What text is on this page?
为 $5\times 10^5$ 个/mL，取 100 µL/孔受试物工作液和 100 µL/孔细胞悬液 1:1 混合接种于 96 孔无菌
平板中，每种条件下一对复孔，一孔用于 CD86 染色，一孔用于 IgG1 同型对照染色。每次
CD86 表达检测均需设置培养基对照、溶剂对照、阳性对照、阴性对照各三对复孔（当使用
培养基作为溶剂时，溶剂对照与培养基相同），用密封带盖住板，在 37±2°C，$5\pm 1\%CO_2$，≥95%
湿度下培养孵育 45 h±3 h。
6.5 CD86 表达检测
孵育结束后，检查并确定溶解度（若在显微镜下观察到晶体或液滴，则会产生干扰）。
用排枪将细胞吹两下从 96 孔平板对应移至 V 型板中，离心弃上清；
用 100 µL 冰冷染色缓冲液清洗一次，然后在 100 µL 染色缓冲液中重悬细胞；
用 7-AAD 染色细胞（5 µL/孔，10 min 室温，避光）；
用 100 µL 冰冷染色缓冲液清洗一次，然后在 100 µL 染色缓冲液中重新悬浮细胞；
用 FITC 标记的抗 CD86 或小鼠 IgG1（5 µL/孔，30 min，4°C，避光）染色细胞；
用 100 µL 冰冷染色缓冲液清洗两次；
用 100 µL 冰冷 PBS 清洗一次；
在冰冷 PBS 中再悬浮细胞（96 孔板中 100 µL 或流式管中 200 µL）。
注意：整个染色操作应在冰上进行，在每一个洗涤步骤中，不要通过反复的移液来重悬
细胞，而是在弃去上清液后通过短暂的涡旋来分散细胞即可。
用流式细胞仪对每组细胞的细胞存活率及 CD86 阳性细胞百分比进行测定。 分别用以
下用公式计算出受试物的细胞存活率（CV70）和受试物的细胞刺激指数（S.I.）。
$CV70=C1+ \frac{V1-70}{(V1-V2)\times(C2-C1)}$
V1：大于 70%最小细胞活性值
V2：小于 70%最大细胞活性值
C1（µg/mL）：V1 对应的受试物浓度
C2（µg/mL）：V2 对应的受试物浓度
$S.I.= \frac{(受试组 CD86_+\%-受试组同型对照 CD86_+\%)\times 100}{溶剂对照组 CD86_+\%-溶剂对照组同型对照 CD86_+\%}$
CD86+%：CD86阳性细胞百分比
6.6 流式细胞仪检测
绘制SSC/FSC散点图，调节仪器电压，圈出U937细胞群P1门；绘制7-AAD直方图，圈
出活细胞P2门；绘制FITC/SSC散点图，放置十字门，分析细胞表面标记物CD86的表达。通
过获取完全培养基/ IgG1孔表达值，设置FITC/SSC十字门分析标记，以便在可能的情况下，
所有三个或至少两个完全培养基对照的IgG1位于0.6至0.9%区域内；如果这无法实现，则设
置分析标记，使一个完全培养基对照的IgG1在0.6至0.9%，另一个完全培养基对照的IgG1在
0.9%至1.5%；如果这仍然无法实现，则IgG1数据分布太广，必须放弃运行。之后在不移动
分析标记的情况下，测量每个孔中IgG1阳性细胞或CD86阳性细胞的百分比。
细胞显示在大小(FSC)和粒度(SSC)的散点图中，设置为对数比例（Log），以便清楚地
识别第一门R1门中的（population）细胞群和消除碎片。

Work required
Your task is to quote all of the data word for word.

Solution to this problem
What text is on this page?
为 $5\times 10^5$ 个/mL，取 100 µL/孔受试物工作液和 100 µL/孔细胞悬液 1:1 混合接种于 96 孔无菌
平板中，每种条件下一对复孔，一孔用于 CD86 染色，一孔用于 IgG1 同型对照染色。每次
CD86 表达检测均需设置培养基对照、溶剂对照、阳性对照、阴性对照各三对复孔（当使用
培养基作为溶剂时，溶剂对照与培养基相同），用密封带盖住板，在 37±2°C，$5\pm 1\%CO_2$，≥95%
湿度下培养孵育 45 h±3 h。
6.5 CD86 表达检测
孵育结束后，检查并确定溶解度（若在显微镜下观察到晶体或液滴，则会产生干扰）。
用排枪将细胞吹两下从 96 孔平板对应移至 V 型板中，离心弃上清；
用 100 µL 冰冷染色缓冲液清洗一次，然后在 100 µL 染色缓冲液中重悬细胞；
用 7-AAD 染色细胞（5 µL/孔，10 min 室温，避光）；
用 100 µL 冰冷染色缓冲液清洗一次，然后在 100 µL 染色缓冲液中重新悬浮细胞；
用 FITC 标记的抗 CD86 或小鼠 IgG1（5 µL/孔，30 min，4°C，避光）染色细胞；
用 100 µL 冰冷染色缓冲液清洗两次；
用 100 µL 冰冷 PBS 清洗一次；
在冰冷 PBS 中再悬浮细胞（96 孔板中 100 µL 或流式管中 200 µL）。
注意：整个染色操作应在冰上进行，在每一个洗涤步骤中，不要通过反复的移液来重悬
细胞，而是在弃去上清液后通过短暂的涡旋来分散细胞即可。
用流式细胞仪对每组细胞的细胞存活率及 CD86 阳性细胞百分比进行测定。 分别用以
下用公式计算出受试物的细胞存活率（CV70）和受试物的细胞刺激指数（S.I.）。
$CV70=C1+ \frac{V1-70}{(V1-V2)\times(C2-C1)}$
V1：大于 70%最小细胞活性值
V2：小于 70%最大细胞活性值
C1（µg/mL）：V1 对应的受试物浓度
C2（µg/mL）：V2 对应的受试物浓度
$S.I.= \frac{(受试组 CD86_+\%-受试组同型对照 CD86_+\%)\times 100}{溶剂对照组 CD86_+\%-溶剂对照组同型对照 CD86_+\%}$
CD86+%：CD86阳性细胞百分比
6.6 流式细胞仪检测
绘制SSC/FSC散点图，调节仪器电压，圈出U937细胞群P1门；绘制7-AAD直方图，圈
出活细胞P2门；绘制FITC/SSC散点图，放置十字门，分析细胞表面标记物CD86的表达。通
过获取完全培养基/ IgG1孔表达值，设置FITC/SSC十字门分析标记，以便在可能的情况下，
所有三个或至少两个完全培养基对照的IgG1位于0.6至0.9%区域内；如果这无法实现，则设
置分析标记，使一个完全培养基对照的IgG1在0.6至0.9%，另一个完全培养基对照的IgG1在
0.9%至1.5%；如果这仍然无法实现，则IgG1数据分布太广，必须放弃运行。之后在不移动
分析标记的情况下，测量每个孔中IgG1阳性细胞或CD86阳性细胞的百分比。
细胞显示在大小(FSC)和粒度(SSC)的散点图中，设置为对数比例（Log），以便清楚地
识别第一门R1门中的（population）细胞群和消除碎片。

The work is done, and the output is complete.